> [Exercise data]:
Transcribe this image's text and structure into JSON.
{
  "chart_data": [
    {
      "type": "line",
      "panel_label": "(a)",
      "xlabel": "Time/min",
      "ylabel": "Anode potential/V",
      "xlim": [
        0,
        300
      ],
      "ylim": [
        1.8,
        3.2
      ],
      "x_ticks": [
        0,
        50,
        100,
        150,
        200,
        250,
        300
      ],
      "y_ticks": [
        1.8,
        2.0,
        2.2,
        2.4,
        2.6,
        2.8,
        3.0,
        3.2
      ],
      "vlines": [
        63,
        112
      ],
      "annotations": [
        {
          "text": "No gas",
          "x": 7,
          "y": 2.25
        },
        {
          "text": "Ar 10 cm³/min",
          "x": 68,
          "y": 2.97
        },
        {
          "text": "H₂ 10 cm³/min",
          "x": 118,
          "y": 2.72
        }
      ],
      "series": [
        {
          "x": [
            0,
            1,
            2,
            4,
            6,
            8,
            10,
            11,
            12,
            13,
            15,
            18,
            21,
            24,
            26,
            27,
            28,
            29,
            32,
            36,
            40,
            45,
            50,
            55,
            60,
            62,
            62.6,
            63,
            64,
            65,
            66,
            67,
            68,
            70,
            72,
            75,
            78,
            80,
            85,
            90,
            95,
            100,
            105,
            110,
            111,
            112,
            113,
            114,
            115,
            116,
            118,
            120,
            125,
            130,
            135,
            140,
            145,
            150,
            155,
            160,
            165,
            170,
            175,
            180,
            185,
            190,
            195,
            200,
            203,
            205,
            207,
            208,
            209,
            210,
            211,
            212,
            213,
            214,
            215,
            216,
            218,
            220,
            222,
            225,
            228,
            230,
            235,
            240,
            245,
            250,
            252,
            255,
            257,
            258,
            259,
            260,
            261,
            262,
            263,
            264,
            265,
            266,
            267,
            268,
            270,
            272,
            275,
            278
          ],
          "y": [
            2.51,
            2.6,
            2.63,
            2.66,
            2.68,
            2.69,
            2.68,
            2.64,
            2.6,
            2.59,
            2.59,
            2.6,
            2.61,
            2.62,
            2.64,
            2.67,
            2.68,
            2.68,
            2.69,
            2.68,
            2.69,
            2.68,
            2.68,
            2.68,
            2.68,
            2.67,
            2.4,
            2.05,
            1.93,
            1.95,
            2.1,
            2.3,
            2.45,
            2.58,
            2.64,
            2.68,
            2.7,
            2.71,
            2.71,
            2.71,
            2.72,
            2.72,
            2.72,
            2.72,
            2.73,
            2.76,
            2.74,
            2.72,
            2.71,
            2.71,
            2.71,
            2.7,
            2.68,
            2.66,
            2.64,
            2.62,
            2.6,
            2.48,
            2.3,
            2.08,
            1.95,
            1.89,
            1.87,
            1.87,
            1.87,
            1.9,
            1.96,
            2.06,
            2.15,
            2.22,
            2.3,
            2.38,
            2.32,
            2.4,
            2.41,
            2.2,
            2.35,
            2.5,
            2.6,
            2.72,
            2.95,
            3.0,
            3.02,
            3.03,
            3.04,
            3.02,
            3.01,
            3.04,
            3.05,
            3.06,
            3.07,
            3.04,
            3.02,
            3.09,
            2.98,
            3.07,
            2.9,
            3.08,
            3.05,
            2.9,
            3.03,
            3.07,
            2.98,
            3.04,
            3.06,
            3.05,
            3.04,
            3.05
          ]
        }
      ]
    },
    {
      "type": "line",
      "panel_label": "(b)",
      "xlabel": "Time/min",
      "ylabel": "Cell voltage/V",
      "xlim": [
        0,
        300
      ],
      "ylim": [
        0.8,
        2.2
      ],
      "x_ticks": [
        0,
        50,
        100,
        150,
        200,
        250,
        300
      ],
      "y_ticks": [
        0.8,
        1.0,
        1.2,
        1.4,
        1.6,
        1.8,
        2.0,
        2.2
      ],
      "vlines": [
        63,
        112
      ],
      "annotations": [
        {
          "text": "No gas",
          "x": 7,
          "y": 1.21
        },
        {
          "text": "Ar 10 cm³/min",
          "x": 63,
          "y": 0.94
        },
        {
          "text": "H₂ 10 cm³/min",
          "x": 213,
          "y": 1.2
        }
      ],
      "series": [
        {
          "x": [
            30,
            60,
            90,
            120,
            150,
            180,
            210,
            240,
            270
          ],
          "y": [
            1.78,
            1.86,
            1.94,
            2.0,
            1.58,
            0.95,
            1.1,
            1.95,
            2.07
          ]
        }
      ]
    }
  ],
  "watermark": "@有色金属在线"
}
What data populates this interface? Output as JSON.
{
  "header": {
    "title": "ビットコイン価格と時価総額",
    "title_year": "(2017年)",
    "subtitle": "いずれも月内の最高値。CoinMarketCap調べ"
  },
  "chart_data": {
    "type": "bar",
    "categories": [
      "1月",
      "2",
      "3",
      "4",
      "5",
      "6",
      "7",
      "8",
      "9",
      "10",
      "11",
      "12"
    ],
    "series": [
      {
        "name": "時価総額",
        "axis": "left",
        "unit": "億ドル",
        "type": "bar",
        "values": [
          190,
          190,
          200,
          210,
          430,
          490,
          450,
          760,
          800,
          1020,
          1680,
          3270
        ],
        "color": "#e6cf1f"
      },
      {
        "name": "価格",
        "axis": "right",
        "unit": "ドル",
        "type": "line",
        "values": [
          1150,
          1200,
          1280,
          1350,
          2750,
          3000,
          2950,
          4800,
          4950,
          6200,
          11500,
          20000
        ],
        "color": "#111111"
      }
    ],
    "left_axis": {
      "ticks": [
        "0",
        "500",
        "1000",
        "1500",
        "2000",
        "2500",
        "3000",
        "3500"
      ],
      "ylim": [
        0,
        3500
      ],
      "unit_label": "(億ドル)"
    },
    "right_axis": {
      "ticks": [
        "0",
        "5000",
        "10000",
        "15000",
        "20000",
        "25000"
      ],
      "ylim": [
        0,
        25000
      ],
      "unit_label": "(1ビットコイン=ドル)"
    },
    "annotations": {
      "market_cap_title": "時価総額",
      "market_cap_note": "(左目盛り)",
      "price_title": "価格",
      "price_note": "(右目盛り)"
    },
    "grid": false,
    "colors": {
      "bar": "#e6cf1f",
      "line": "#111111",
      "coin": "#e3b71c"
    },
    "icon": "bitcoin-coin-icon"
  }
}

> [Your instructions]: Return all of the entries word for word.

> [Finished answer]:
Transcribe this image's text and structure into JSON.
{
  "chart_data": [
    {
      "type": "line",
      "panel_label": "(a)",
      "xlabel": "Time/min",
      "ylabel": "Anode potential/V",
      "xlim": [
        0,
        300
      ],
      "ylim": [
        1.8,
        3.2
      ],
      "x_ticks": [
        0,
        50,
        100,
        150,
        200,
        250,
        300
      ],
      "y_ticks": [
        1.8,
        2.0,
        2.2,
        2.4,
        2.6,
        2.8,
        3.0,
        3.2
      ],
      "vlines": [
        63,
        112
      ],
      "annotations": [
        {
          "text": "No gas",
          "x": 7,
          "y": 2.25
        },
        {
          "text": "Ar 10 cm³/min",
          "x": 68,
          "y": 2.97
        },
        {
          "text": "H₂ 10 cm³/min",
          "x": 118,
          "y": 2.72
        }
      ],
      "series": [
        {
          "x": [
            0,
            1,
            2,
            4,
            6,
            8,
            10,
            11,
            12,
            13,
            15,
            18,
            21,
            24,
            26,
            27,
            28,
            29,
            32,
            36,
            40,
            45,
            50,
            55,
            60,
            62,
            62.6,
            63,
            64,
            65,
            66,
            67,
            68,
            70,
            72,
            75,
            78,
            80,
            85,
            90,
            95,
            100,
            105,
            110,
            111,
            112,
            113,
            114,
            115,
            116,
            118,
            120,
            125,
            130,
            135,
            140,
            145,
            150,
            155,
            160,
            165,
            170,
            175,
            180,
            185,
            190,
            195,
            200,
            203,
            205,
            207,
            208,
            209,
            210,
            211,
            212,
            213,
            214,
            215,
            216,
            218,
            220,
            222,
            225,
            228,
            230,
            235,
            240,
            245,
            250,
            252,
            255,
            257,
            258,
            259,
            260,
            261,
            262,
            263,
            264,
            265,
            266,
            267,
            268,
            270,
            272,
            275,
            278
          ],
          "y": [
            2.51,
            2.6,
            2.63,
            2.66,
            2.68,
            2.69,
            2.68,
            2.64,
            2.6,
            2.59,
            2.59,
            2.6,
            2.61,
            2.62,
            2.64,
            2.67,
            2.68,
            2.68,
            2.69,
            2.68,
            2.69,
            2.68,
            2.68,
            2.68,
            2.68,
            2.67,
            2.4,
            2.05,
            1.93,
            1.95,
            2.1,
            2.3,
            2.45,
            2.58,
            2.64,
            2.68,
            2.7,
            2.71,
            2.71,
            2.71,
            2.72,
            2.72,
            2.72,
            2.72,
            2.73,
            2.76,
            2.74,
            2.72,
            2.71,
            2.71,
            2.71,
            2.7,
            2.68,
            2.66,
            2.64,
            2.62,
            2.6,
            2.48,
            2.3,
            2.08,
            1.95,
            1.89,
            1.87,
            1.87,
            1.87,
            1.9,
            1.96,
            2.06,
            2.15,
            2.22,
            2.3,
            2.38,
            2.32,
            2.4,
            2.41,
            2.2,
            2.35,
            2.5,
            2.6,
            2.72,
            2.95,
            3.0,
            3.02,
            3.03,
            3.04,
            3.02,
            3.01,
            3.04,
            3.05,
            3.06,
            3.07,
            3.04,
            3.02,
            3.09,
            2.98,
            3.07,
            2.9,
            3.08,
            3.05,
            2.9,
            3.03,
            3.07,
            2.98,
            3.04,
            3.06,
            3.05,
            3.04,
            3.05
          ]
        }
      ]
    },
    {
      "type": "line",
      "panel_label": "(b)",
      "xlabel": "Time/min",
      "ylabel": "Cell voltage/V",
      "xlim": [
        0,
        300
      ],
      "ylim": [
        0.8,
        2.2
      ],
      "x_ticks": [
        0,
        50,
        100,
        150,
        200,
        250,
        300
      ],
      "y_ticks": [
        0.8,
        1.0,
        1.2,
        1.4,
        1.6,
        1.8,
        2.0,
        2.2
      ],
      "vlines": [
        63,
        112
      ],
      "annotations": [
        {
          "text": "No gas",
          "x": 7,
          "y": 1.21
        },
        {
          "text": "Ar 10 cm³/min",
          "x": 63,
          "y": 0.94
        },
        {
          "text": "H₂ 10 cm³/min",
          "x": 213,
          "y": 1.2
        }
      ],
      "series": [
        {
          "x": [
            30,
            60,
            90,
            120,
            150,
            180,
            210,
            240,
            270
          ],
          "y": [
            1.78,
            1.86,
            1.94,
            2.0,
            1.58,
            0.95,
            1.1,
            1.95,
            2.07
          ]
        }
      ]
    }
  ],
  "watermark": "@有色金属在线"
}
What data populates this interface? Output as JSON.
{
  "header": {
    "title": "ビットコイン価格と時価総額",
    "title_year": "(2017年)",
    "subtitle": "いずれも月内の最高値。CoinMarketCap調べ"
  },
  "chart_data": {
    "type": "bar",
    "categories": [
      "1月",
      "2",
      "3",
      "4",
      "5",
      "6",
      "7",
      "8",
      "9",
      "10",
      "11",
      "12"
    ],
    "series": [
      {
        "name": "時価総額",
        "axis": "left",
        "unit": "億ドル",
        "type": "bar",
        "values": [
          190,
          190,
          200,
          210,
          430,
          490,
          450,
          760,
          800,
          1020,
          1680,
          3270
        ],
        "color": "#e6cf1f"
      },
      {
        "name": "価格",
        "axis": "right",
        "unit": "ドル",
        "type": "line",
        "values": [
          1150,
          1200,
          1280,
          1350,
          2750,
          3000,
          2950,
          4800,
          4950,
          6200,
          11500,
          20000
        ],
        "color": "#111111"
      }
    ],
    "left_axis": {
      "ticks": [
        "0",
        "500",
        "1000",
        "1500",
        "2000",
        "2500",
        "3000",
        "3500"
      ],
      "ylim": [
        0,
        3500
      ],
      "unit_label": "(億ドル)"
    },
    "right_axis": {
      "ticks": [
        "0",
        "5000",
        "10000",
        "15000",
        "20000",
        "25000"
      ],
      "ylim": [
        0,
        25000
      ],
      "unit_label": "(1ビットコイン=ドル)"
    },
    "annotations": {
      "market_cap_title": "時価総額",
      "market_cap_note": "(左目盛り)",
      "price_title": "価格",
      "price_note": "(右目盛り)"
    },
    "grid": false,
    "colors": {
      "bar": "#e6cf1f",
      "line": "#111111",
      "coin": "#e3b71c"
    },
    "icon": "bitcoin-coin-icon"
  }
}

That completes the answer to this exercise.